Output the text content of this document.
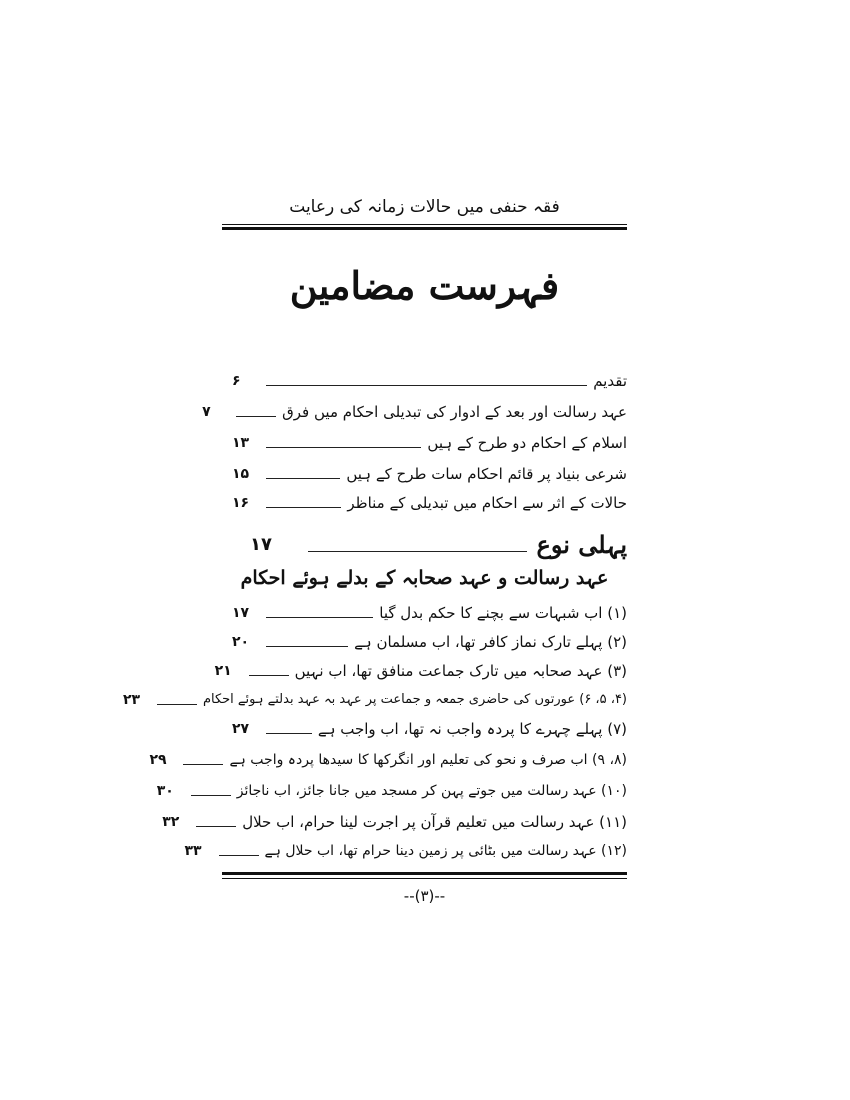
فقہ حنفی میں حالات زمانہ کی رعایت
فہرست مضامین
تقدیم
۶
عہد رسالت اور بعد کے ادوار کی تبدیلی احکام میں فرق
۷
اسلام کے احکام دو طرح کے ہیں
۱۳
شرعی بنیاد پر قائم احکام سات طرح کے ہیں
۱۵
حالات کے اثر سے احکام میں تبدیلی کے مناظر
۱۶
پہلی نوع
۱۷
عہد رسالت و عہد صحابہ کے بدلے ہوئے احکام
(۱) اب شبہات سے بچنے کا حکم بدل گیا
۱۷
(۲) پہلے تارک نماز کافر تھا، اب مسلمان ہے
۲۰
(۳) عہد صحابہ میں تارک جماعت منافق تھا، اب نہیں
۲۱
(۴، ۵، ۶) عورتوں کی حاضری جمعہ و جماعت پر عہد بہ عہد بدلتے ہوئے احکام
۲۳
(۷) پہلے چہرے کا پردہ واجب نہ تھا، اب واجب ہے
۲۷
(۸، ۹) اب صرف و نحو کی تعلیم اور انگرکھا کا سیدھا پردہ واجب ہے
۲۹
(۱۰) عہد رسالت میں جوتے پہن کر مسجد میں جانا جائز، اب ناجائز
۳۰
(۱۱) عہد رسالت میں تعلیم قرآن پر اجرت لینا حرام، اب حلال
۳۲
(۱۲) عہد رسالت میں بٹائی پر زمین دینا حرام تھا، اب حلال ہے
۳۳
--(۳)--
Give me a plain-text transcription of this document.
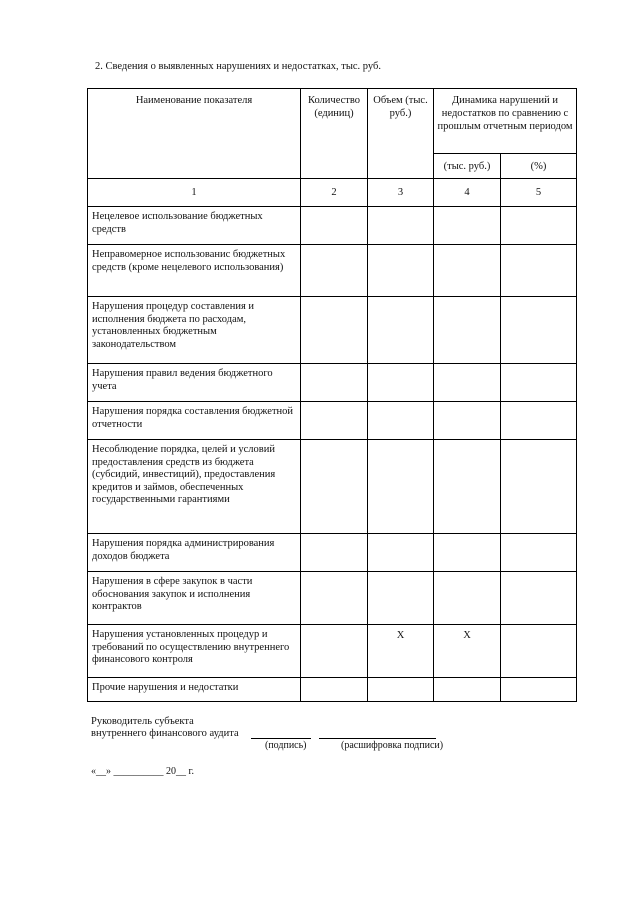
2. Сведения о выявленных нарушениях и недостатках, тыс. руб.
Наименование показателя	Количество (единиц)	Объем (тыс. руб.)	Динамика нарушений и недостатков по сравнению с прошлым отчетным периодом	
			(тыс. руб.)	(%)
1	2	3	4	5
Нецелевое использование бюджетных средств				
Неправомерное использованис бюджетных средств (кроме нецелевого использования)				
Нарушения процедур составления и исполнения бюджета по расходам, установленных бюджетным законодательством				
Нарушения правил ведения бюджетного учета				
Нарушения порядка составления бюджетной отчетности				
Несоблюдение порядка, целей и условий предоставления средств из бюджета (субсидий, инвестиций), предоставления кредитов и займов, обеспеченных государственными гарантиями				
Нарушения порядка администрирования доходов бюджета				
Нарушения в сфере закупок в части обоснования закупок и исполнения контрактов				
Нарушения установленных процедур и требований по осуществлению внутреннего финансового контроля		X	X	
Прочие нарушения и недостатки				
Руководитель субъекта
внутреннего финансового аудита
(подпись)	(расшифровка подписи)
«__» __________ 20__ г.
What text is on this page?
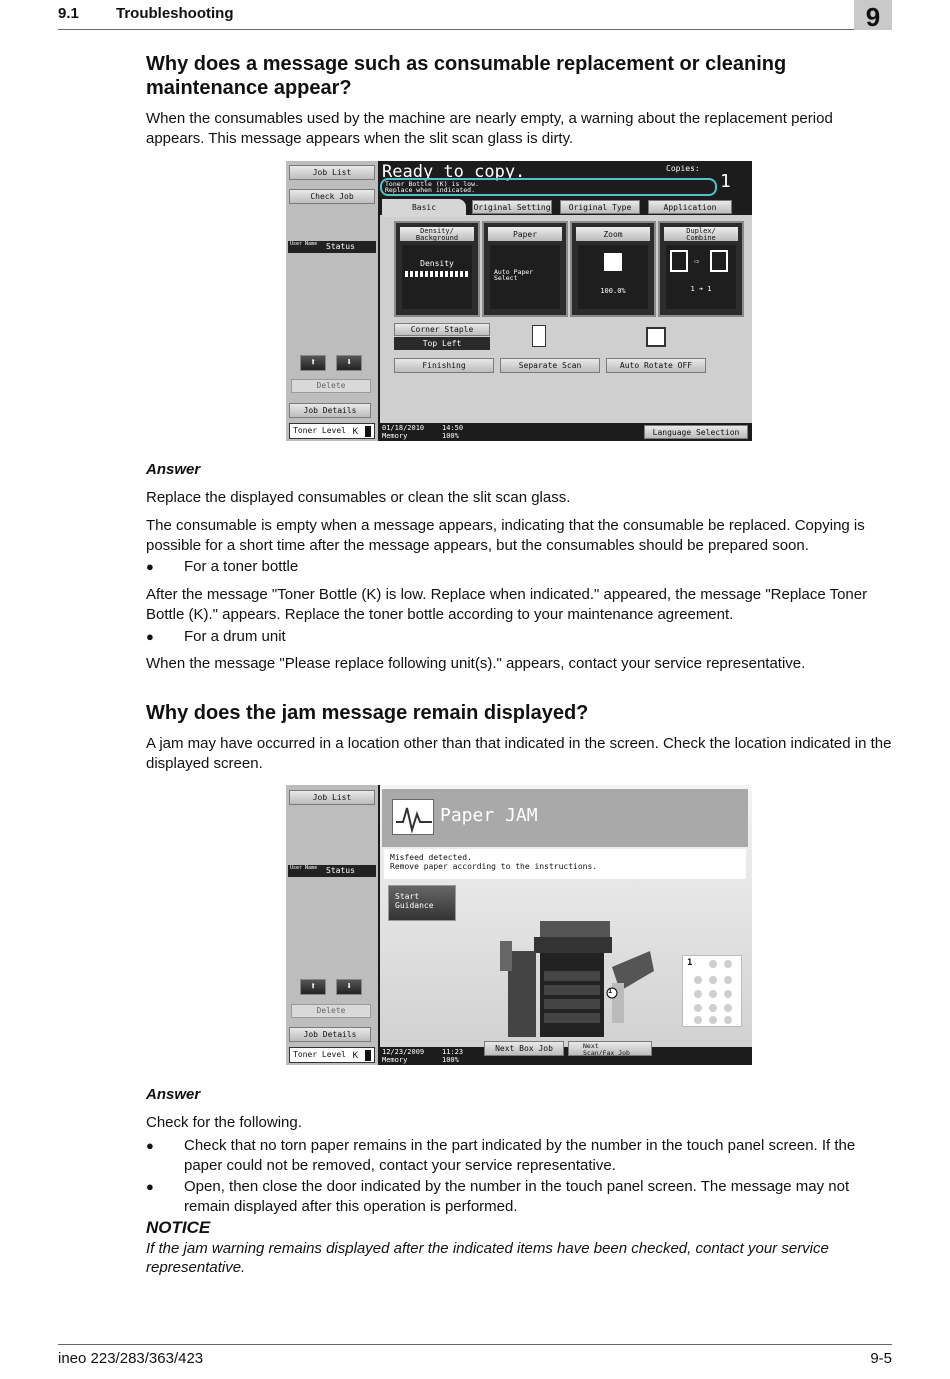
9.1 Troubleshooting	9
Why does a message such as consumable replacement or cleaning maintenance appear?
When the consumables used by the machine are nearly empty, a warning about the replacement period appears. This message appears when the slit scan glass is dirty.
Job List
Check Job
User Name Status
⬆	⬇
Delete
Job Details
Toner Level K
Ready to copy.	Copies:
1
Toner Bottle (K) is low.
Replace when indicated.
Basic	Original Setting	Original Type	Application
Density/
Background
Density
Paper
Auto Paper
Select
Zoom
100.0%
Duplex/
Combine
⇨
1 ➔ 1
Corner Staple
Top Left
Finishing	Separate Scan	Auto Rotate OFF
01/18/2010	14:50
Memory	100%	Language Selection
Answer
Replace the displayed consumables or clean the slit scan glass.
The consumable is empty when a message appears, indicating that the consumable be replaced. Copying is possible for a short time after the message appears, but the consumables should be prepared soon.
● For a toner bottle
After the message "Toner Bottle (K) is low. Replace when indicated." appeared, the message "Replace Toner Bottle (K)." appears. Replace the toner bottle according to your maintenance agreement.
● For a drum unit
When the message "Please replace following unit(s)." appears, contact your service representative.
Why does the jam message remain displayed?
A jam may have occurred in a location other than that indicated in the screen. Check the location indicated in the displayed screen.
Job List
User Name Status
⬆	⬇
Delete
Job Details
Toner Level K
Paper JAM
Misfeed detected.
Remove paper according to the instructions.
Start
Guidance
1
1
12/23/2009	11:23
Memory	100%
Next Box Job	Next
Scan/Fax Job
Answer
Check for the following.
● Check that no torn paper remains in the part indicated by the number in the touch panel screen. If the paper could not be removed, contact your service representative.
● Open, then close the door indicated by the number in the touch panel screen. The message may not remain displayed after this operation is performed.
NOTICE
If the jam warning remains displayed after the indicated items have been checked, contact your service representative.
ineo 223/283/363/423	9-5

- [Set problem] Every record must be copied exactly, with the pictures left out.

- [Task output]
Output the text content of this document.
فقہ حنفی میں حالات زمانہ کی رعایت
فہرست مضامین
تقدیم
۶
عہد رسالت اور بعد کے ادوار کی تبدیلی احکام میں فرق
۷
اسلام کے احکام دو طرح کے ہیں
۱۳
شرعی بنیاد پر قائم احکام سات طرح کے ہیں
۱۵
حالات کے اثر سے احکام میں تبدیلی کے مناظر
۱۶
پہلی نوع
۱۷
عہد رسالت و عہد صحابہ کے بدلے ہوئے احکام
(۱) اب شبہات سے بچنے کا حکم بدل گیا
۱۷
(۲) پہلے تارک نماز کافر تھا، اب مسلمان ہے
۲۰
(۳) عہد صحابہ میں تارک جماعت منافق تھا، اب نہیں
۲۱
(۴، ۵، ۶) عورتوں کی حاضری جمعہ و جماعت پر عہد بہ عہد بدلتے ہوئے احکام
۲۳
(۷) پہلے چہرے کا پردہ واجب نہ تھا، اب واجب ہے
۲۷
(۸، ۹) اب صرف و نحو کی تعلیم اور انگرکھا کا سیدھا پردہ واجب ہے
۲۹
(۱۰) عہد رسالت میں جوتے پہن کر مسجد میں جانا جائز، اب ناجائز
۳۰
(۱۱) عہد رسالت میں تعلیم قرآن پر اجرت لینا حرام، اب حلال
۳۲
(۱۲) عہد رسالت میں بٹائی پر زمین دینا حرام تھا، اب حلال ہے
۳۳
--(۳)--
Give me a plain-text transcription of this document.
2. Сведения о выявленных нарушениях и недостатках, тыс. руб.
Наименование показателя	Количество (единиц)	Объем (тыс. руб.)	Динамика нарушений и недостатков по сравнению с прошлым отчетным периодом	
			(тыс. руб.)	(%)
1	2	3	4	5
Нецелевое использование бюджетных средств				
Неправомерное использованис бюджетных средств (кроме нецелевого использования)				
Нарушения процедур составления и исполнения бюджета по расходам, установленных бюджетным законодательством				
Нарушения правил ведения бюджетного учета				
Нарушения порядка составления бюджетной отчетности				
Несоблюдение порядка, целей и условий предоставления средств из бюджета (субсидий, инвестиций), предоставления кредитов и займов, обеспеченных государственными гарантиями				
Нарушения порядка администрирования доходов бюджета				
Нарушения в сфере закупок в части обоснования закупок и исполнения контрактов				
Нарушения установленных процедур и требований по осуществлению внутреннего финансового контроля		X	X	
Прочие нарушения и недостатки				
Руководитель субъекта
внутреннего финансового аудита
(подпись)	(расшифровка подписи)
«__» __________ 20__ г.
What text is on this page?
9.1 Troubleshooting	9
Why does a message such as consumable replacement or cleaning maintenance appear?
When the consumables used by the machine are nearly empty, a warning about the replacement period appears. This message appears when the slit scan glass is dirty.
Job List
Check Job
User Name Status
⬆	⬇
Delete
Job Details
Toner Level K
Ready to copy.	Copies:
1
Toner Bottle (K) is low.
Replace when indicated.
Basic	Original Setting	Original Type	Application
Density/
Background
Density
Paper
Auto Paper
Select
Zoom
100.0%
Duplex/
Combine
⇨
1 ➔ 1
Corner Staple
Top Left
Finishing	Separate Scan	Auto Rotate OFF
01/18/2010	14:50
Memory	100%	Language Selection
Answer
Replace the displayed consumables or clean the slit scan glass.
The consumable is empty when a message appears, indicating that the consumable be replaced. Copying is possible for a short time after the message appears, but the consumables should be prepared soon.
● For a toner bottle
After the message "Toner Bottle (K) is low. Replace when indicated." appeared, the message "Replace Toner Bottle (K)." appears. Replace the toner bottle according to your maintenance agreement.
● For a drum unit
When the message "Please replace following unit(s)." appears, contact your service representative.
Why does the jam message remain displayed?
A jam may have occurred in a location other than that indicated in the screen. Check the location indicated in the displayed screen.
Job List
User Name Status
⬆	⬇
Delete
Job Details
Toner Level K
Paper JAM
Misfeed detected.
Remove paper according to the instructions.
Start
Guidance
1
1
12/23/2009	11:23
Memory	100%
Next Box Job	Next
Scan/Fax Job
Answer
Check for the following.
● Check that no torn paper remains in the part indicated by the number in the touch panel screen. If the paper could not be removed, contact your service representative.
● Open, then close the door indicated by the number in the touch panel screen. The message may not remain displayed after this operation is performed.
NOTICE
If the jam warning remains displayed after the indicated items have been checked, contact your service representative.
ineo 223/283/363/423	9-5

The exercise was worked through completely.